* WORK REQUIRED *
In the material below, list every line carrying the string "Since".

start

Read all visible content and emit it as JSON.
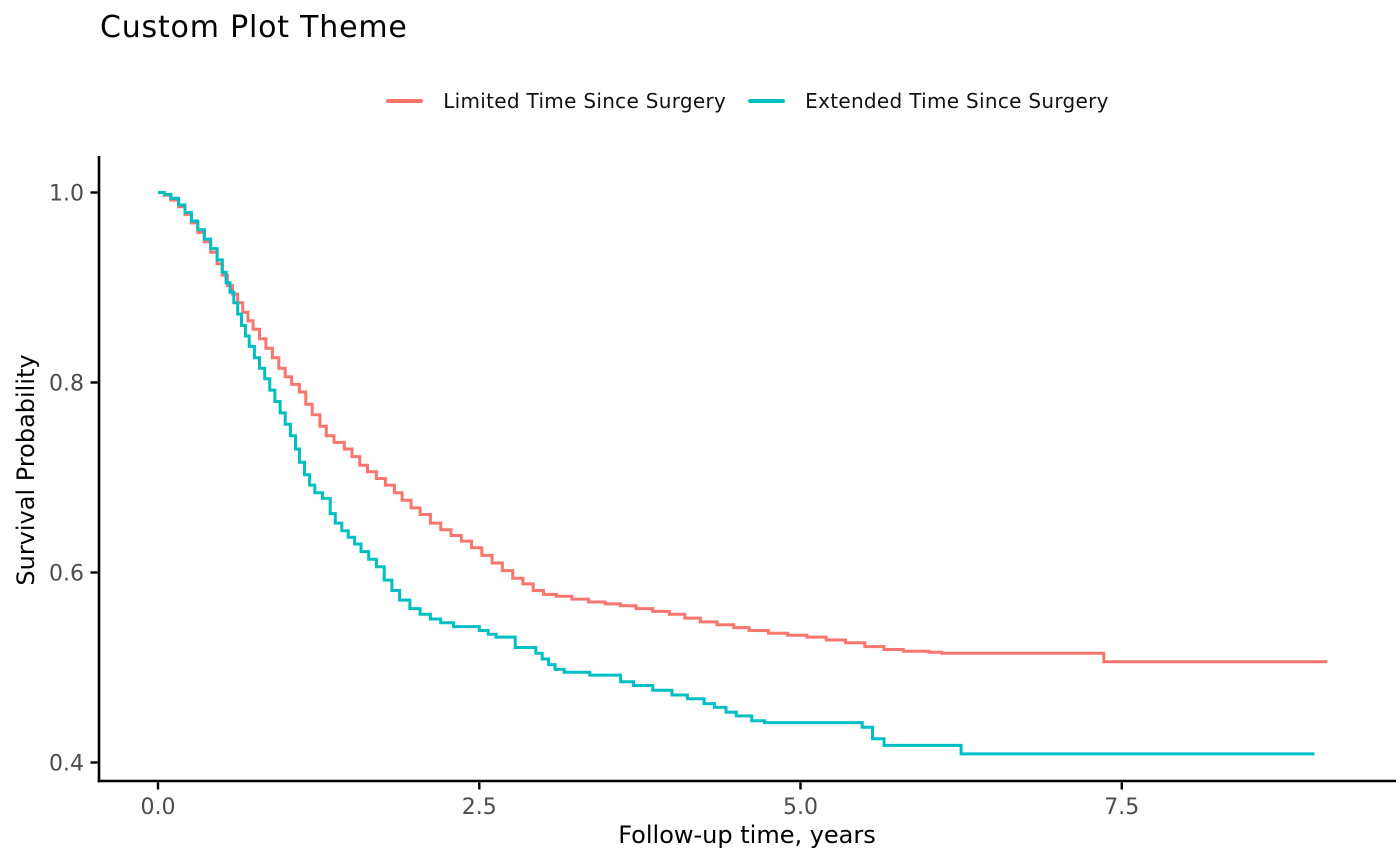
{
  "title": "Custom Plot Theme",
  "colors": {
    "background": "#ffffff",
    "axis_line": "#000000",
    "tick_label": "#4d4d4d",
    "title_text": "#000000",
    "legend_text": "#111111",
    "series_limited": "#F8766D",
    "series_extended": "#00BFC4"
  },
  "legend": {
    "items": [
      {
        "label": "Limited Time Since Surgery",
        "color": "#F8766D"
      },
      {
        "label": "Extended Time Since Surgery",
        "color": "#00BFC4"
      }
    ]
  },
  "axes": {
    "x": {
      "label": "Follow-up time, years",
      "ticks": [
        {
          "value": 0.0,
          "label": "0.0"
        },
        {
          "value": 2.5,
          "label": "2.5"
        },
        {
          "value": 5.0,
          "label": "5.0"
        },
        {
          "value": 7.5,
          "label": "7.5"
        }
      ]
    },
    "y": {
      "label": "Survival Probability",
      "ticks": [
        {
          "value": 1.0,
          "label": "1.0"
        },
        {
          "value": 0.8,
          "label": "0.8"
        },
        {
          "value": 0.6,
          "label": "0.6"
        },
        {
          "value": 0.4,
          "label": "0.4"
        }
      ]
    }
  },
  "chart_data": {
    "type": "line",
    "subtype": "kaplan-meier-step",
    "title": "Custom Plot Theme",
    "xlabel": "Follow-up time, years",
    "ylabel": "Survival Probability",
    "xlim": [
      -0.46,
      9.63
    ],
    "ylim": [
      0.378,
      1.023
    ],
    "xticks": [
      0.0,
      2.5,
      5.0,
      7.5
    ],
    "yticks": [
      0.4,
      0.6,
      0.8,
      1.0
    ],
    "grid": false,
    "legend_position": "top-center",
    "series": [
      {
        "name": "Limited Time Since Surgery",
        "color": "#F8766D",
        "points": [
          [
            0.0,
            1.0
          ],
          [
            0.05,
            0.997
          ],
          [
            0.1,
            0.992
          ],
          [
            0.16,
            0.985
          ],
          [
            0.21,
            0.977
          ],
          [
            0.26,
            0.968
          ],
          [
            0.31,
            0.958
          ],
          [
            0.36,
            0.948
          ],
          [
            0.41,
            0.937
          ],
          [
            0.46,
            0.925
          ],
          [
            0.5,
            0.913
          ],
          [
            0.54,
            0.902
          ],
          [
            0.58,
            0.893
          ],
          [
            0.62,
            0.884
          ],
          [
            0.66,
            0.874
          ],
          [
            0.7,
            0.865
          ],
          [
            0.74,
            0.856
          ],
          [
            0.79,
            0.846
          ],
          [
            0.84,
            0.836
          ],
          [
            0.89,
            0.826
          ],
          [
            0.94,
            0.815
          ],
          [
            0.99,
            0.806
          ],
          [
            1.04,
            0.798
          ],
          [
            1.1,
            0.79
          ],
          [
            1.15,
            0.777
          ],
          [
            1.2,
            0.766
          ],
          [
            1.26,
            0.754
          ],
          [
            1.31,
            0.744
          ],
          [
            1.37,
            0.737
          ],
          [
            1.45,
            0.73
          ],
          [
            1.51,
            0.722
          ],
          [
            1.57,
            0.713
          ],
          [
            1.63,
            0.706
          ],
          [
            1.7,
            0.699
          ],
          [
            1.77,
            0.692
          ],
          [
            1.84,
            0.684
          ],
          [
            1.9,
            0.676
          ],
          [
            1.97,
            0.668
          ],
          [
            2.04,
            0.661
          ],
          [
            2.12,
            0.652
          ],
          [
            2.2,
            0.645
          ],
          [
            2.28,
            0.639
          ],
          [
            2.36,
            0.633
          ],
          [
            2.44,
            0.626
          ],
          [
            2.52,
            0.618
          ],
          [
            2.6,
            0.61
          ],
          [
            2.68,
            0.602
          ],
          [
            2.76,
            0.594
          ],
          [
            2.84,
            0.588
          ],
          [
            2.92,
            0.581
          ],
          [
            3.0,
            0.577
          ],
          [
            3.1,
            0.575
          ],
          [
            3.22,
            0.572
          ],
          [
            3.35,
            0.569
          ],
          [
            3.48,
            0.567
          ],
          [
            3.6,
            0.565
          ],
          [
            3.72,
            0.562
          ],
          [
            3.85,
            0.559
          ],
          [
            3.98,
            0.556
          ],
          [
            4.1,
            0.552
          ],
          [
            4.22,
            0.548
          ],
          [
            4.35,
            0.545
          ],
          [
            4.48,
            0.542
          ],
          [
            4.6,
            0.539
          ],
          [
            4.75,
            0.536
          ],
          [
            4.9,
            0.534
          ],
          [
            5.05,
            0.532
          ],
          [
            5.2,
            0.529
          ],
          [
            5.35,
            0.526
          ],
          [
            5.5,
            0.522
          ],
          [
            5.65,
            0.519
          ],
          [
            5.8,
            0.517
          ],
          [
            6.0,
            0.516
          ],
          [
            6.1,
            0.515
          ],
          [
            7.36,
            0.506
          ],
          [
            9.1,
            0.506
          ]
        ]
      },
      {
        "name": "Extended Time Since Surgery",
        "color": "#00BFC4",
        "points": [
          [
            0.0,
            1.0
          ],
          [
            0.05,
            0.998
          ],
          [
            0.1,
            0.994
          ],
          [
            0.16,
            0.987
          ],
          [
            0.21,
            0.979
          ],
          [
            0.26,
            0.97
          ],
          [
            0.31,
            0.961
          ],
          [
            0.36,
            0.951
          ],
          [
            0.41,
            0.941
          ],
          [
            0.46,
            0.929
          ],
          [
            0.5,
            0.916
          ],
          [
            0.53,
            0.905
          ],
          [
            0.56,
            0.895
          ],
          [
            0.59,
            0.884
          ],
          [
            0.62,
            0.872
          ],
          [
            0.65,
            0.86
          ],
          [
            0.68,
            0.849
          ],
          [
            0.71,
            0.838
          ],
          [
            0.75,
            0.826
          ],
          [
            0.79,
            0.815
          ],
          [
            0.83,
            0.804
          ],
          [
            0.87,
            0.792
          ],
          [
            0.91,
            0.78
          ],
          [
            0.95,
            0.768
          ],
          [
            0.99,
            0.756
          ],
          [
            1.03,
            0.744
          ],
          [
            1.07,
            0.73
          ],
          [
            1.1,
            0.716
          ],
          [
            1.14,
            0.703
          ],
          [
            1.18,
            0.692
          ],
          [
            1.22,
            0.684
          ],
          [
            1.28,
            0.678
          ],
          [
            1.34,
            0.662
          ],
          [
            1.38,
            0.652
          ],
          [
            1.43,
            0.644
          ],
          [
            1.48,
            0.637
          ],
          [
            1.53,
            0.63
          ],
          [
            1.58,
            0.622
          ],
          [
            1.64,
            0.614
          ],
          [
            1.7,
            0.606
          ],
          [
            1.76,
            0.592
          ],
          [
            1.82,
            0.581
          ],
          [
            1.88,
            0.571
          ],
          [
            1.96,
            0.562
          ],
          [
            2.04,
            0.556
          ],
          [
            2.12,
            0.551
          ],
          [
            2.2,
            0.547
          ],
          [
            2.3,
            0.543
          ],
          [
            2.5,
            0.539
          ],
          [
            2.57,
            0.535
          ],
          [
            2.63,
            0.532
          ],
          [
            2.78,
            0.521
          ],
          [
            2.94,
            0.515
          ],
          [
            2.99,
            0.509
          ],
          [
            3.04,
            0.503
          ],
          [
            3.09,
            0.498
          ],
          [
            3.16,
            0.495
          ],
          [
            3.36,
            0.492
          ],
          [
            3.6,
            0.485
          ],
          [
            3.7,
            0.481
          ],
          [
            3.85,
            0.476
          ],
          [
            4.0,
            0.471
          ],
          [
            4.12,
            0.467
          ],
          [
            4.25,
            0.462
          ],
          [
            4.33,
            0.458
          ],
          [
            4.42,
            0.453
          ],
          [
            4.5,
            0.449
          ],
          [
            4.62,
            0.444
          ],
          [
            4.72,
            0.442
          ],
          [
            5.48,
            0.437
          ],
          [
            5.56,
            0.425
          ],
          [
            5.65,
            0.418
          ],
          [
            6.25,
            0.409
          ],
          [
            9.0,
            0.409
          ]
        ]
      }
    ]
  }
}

end

* ANSWER TO THIS PROBLEM *
        "label": "Limited Time Since Surgery",
        "label": "Extended Time Since Surgery",
        "name": "Limited Time Since Surgery",
        "name": "Extended Time Since Surgery",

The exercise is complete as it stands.